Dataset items
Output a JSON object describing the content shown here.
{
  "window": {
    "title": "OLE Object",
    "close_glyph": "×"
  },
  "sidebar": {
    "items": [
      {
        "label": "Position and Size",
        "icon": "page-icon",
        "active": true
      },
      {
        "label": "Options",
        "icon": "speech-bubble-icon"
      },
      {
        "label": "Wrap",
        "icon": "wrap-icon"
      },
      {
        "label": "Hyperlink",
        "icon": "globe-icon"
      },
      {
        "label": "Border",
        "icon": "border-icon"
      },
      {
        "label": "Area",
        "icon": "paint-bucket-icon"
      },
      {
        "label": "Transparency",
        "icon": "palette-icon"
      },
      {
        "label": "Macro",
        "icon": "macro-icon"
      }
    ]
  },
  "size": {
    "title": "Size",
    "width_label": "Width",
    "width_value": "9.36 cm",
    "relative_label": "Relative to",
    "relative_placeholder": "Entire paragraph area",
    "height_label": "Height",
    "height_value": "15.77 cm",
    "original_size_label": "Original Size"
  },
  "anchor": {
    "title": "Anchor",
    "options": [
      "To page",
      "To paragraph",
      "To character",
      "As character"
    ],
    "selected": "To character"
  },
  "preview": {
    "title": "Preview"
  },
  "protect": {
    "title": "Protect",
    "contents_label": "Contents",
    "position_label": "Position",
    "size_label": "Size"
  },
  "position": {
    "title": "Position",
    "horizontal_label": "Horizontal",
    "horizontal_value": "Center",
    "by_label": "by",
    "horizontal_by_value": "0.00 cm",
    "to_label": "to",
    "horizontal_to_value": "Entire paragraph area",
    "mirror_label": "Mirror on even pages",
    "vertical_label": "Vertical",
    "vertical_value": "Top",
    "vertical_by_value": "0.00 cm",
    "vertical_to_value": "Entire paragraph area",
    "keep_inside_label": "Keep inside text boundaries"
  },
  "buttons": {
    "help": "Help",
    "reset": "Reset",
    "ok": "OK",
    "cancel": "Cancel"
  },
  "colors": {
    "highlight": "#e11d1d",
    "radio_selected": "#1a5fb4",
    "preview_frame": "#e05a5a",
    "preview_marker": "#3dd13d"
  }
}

...

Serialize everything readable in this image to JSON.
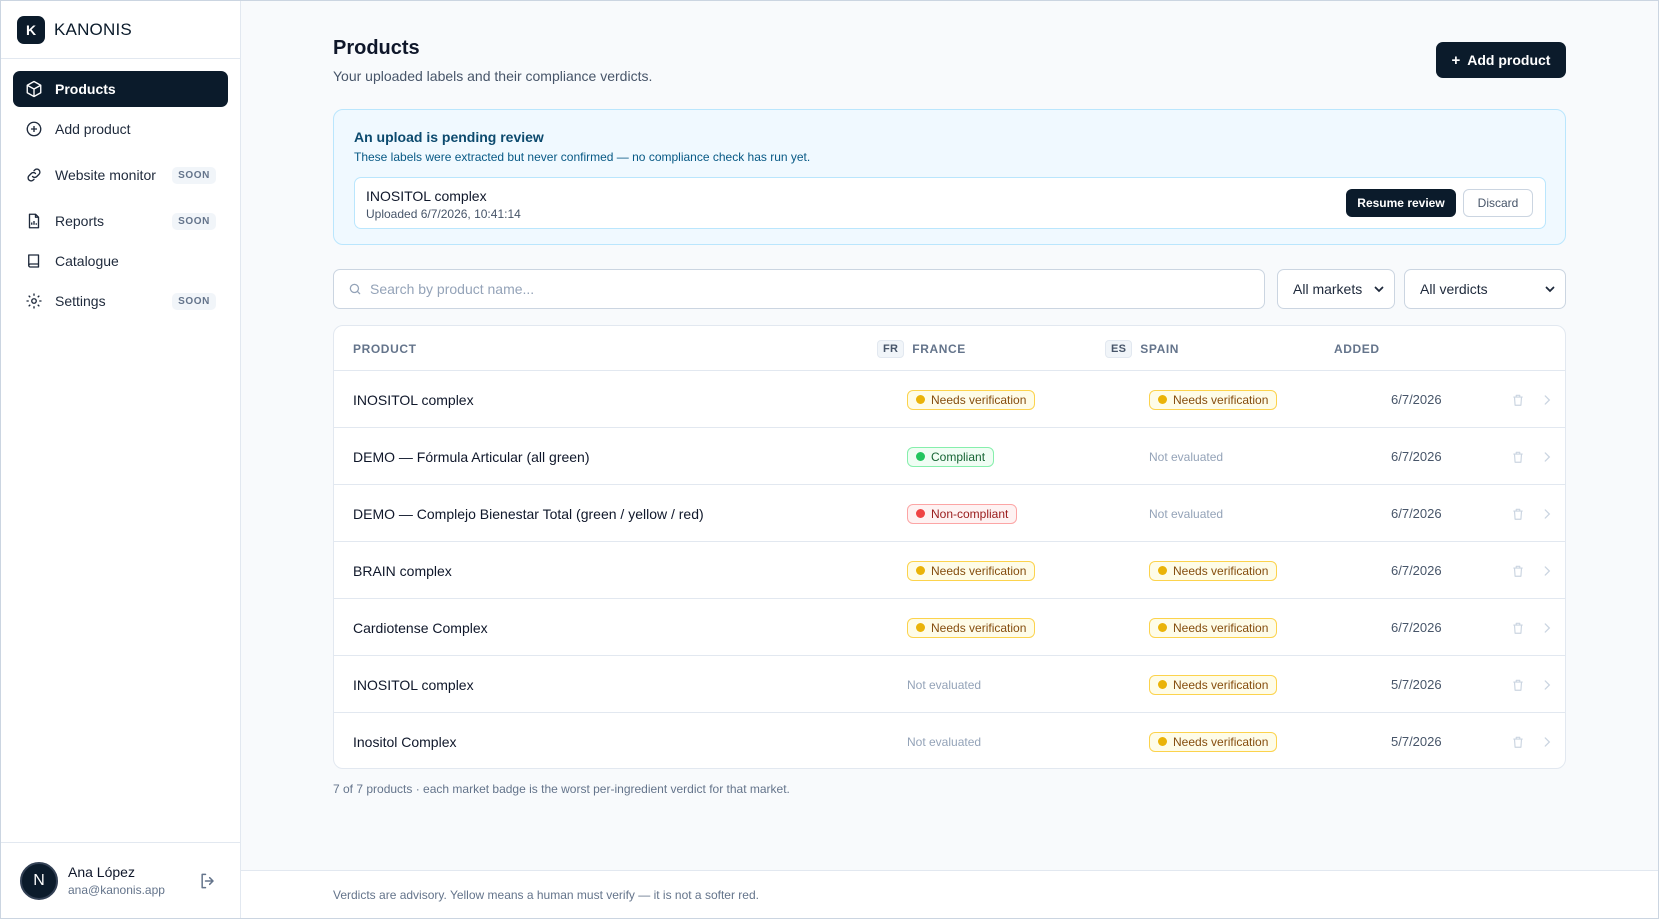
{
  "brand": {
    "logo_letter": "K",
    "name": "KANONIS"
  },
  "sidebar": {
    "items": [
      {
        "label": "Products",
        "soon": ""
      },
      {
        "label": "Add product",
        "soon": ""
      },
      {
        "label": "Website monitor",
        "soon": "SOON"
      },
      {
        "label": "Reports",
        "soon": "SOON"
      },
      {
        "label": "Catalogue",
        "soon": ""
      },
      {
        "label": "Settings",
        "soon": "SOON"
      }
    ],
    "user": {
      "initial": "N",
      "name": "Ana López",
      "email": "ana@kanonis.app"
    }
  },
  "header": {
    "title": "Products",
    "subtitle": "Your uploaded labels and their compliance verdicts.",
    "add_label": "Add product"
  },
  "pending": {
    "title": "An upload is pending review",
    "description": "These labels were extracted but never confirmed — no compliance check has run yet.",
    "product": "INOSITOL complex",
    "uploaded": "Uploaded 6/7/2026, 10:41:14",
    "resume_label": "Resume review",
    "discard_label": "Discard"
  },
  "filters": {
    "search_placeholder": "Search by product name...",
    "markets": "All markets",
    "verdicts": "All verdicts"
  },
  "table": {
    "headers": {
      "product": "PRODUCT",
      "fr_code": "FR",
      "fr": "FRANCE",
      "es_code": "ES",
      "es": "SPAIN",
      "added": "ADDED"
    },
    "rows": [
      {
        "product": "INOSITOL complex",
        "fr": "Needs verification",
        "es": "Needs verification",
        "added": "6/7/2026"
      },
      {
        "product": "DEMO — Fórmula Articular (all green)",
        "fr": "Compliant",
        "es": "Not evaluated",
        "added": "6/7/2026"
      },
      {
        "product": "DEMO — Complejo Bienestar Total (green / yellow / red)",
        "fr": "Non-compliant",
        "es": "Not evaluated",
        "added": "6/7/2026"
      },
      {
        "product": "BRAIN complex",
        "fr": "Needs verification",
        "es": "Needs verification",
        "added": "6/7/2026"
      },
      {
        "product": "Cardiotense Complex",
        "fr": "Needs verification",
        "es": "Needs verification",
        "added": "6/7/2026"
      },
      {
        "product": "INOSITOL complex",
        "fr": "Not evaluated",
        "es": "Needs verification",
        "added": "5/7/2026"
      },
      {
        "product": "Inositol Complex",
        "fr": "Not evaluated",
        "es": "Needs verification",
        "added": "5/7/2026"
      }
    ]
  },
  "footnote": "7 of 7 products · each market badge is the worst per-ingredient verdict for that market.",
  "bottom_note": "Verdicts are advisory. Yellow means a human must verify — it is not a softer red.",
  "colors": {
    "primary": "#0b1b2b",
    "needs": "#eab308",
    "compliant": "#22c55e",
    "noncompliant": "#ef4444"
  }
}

* * *

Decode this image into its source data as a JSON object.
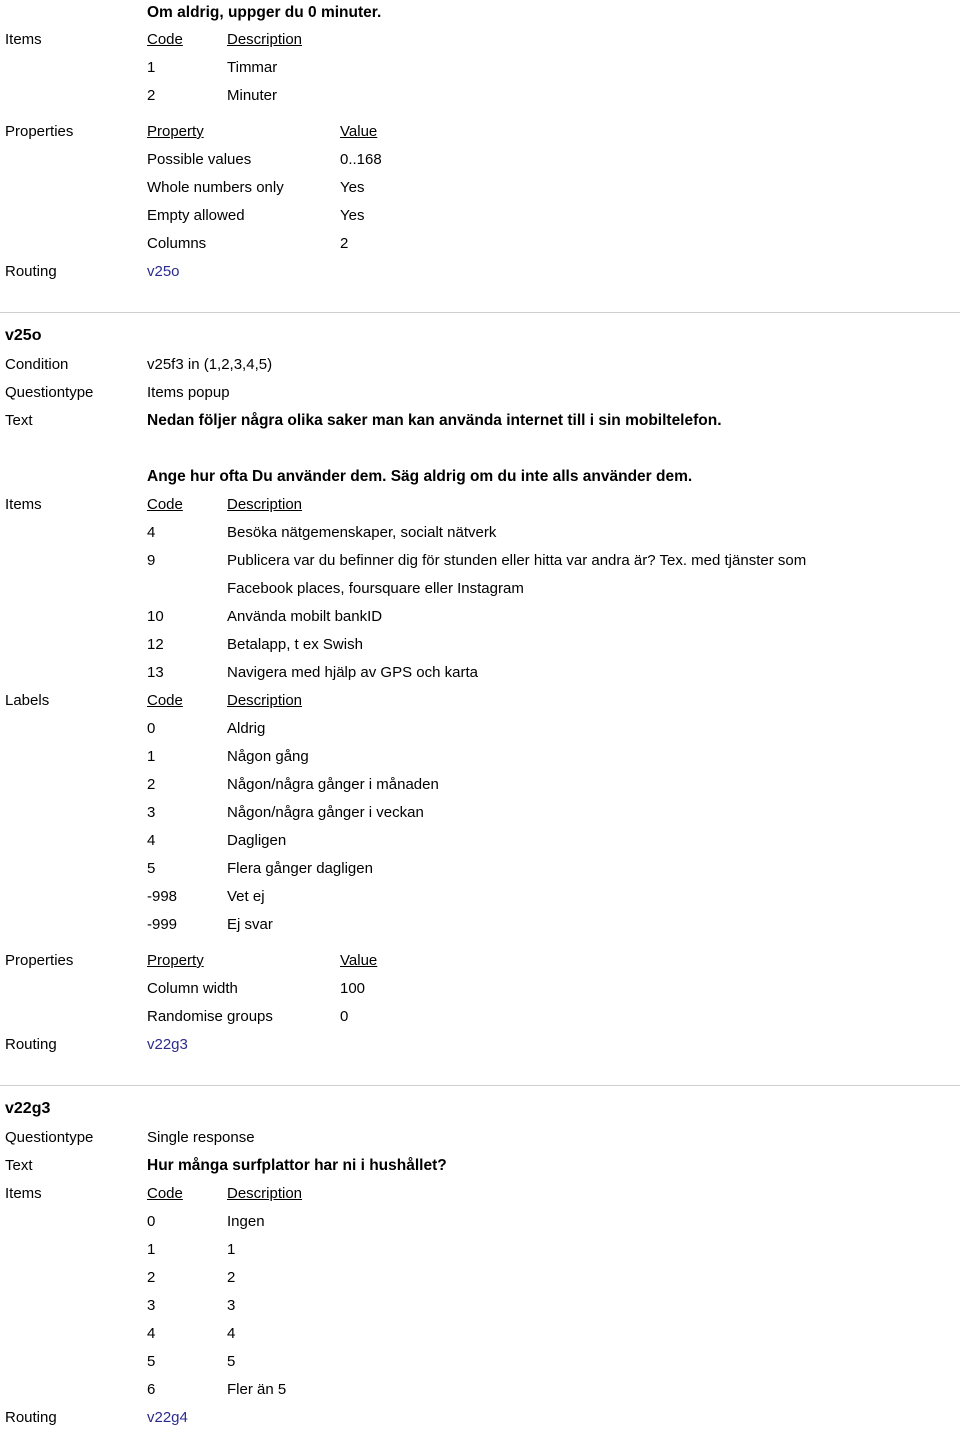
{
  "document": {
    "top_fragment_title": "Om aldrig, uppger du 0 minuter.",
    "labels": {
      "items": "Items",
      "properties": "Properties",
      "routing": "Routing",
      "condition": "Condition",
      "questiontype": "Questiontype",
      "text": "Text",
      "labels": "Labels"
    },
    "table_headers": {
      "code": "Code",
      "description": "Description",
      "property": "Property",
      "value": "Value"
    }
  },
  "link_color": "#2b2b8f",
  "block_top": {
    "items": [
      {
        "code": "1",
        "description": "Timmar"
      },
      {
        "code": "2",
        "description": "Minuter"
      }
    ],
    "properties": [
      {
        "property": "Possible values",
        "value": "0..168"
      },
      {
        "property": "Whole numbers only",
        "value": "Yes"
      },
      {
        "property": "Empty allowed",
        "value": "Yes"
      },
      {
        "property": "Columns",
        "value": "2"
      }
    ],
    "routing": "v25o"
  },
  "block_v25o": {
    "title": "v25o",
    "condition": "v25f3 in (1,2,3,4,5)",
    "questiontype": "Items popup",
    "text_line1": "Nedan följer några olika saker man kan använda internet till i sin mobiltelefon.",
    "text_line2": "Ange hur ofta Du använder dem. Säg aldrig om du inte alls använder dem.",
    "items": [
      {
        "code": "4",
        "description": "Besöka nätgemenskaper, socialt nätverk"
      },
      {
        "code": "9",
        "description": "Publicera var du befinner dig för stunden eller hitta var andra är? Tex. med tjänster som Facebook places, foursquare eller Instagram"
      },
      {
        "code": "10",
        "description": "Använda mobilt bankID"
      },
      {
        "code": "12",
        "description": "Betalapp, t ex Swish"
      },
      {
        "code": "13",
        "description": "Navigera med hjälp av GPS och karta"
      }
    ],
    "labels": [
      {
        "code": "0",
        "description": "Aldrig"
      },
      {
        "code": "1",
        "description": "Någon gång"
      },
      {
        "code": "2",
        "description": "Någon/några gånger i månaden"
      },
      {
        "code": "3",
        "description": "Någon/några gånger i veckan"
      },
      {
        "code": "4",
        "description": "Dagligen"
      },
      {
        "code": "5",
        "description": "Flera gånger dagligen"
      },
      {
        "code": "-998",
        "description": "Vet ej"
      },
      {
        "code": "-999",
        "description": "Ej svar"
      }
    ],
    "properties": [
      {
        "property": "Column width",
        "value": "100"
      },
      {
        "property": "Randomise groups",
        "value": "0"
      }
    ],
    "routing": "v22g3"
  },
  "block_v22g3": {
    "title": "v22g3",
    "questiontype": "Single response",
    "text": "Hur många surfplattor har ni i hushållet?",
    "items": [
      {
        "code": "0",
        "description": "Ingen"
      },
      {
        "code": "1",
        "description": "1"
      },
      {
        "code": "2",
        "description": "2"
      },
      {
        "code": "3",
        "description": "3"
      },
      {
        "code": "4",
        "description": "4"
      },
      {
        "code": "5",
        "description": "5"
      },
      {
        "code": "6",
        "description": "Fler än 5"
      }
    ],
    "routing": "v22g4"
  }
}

• _Given task_:
Go through the material above and copy each line that has the word "pending".

• _Exercise solution_:
  "pending": {
    "title": "An upload is pending review",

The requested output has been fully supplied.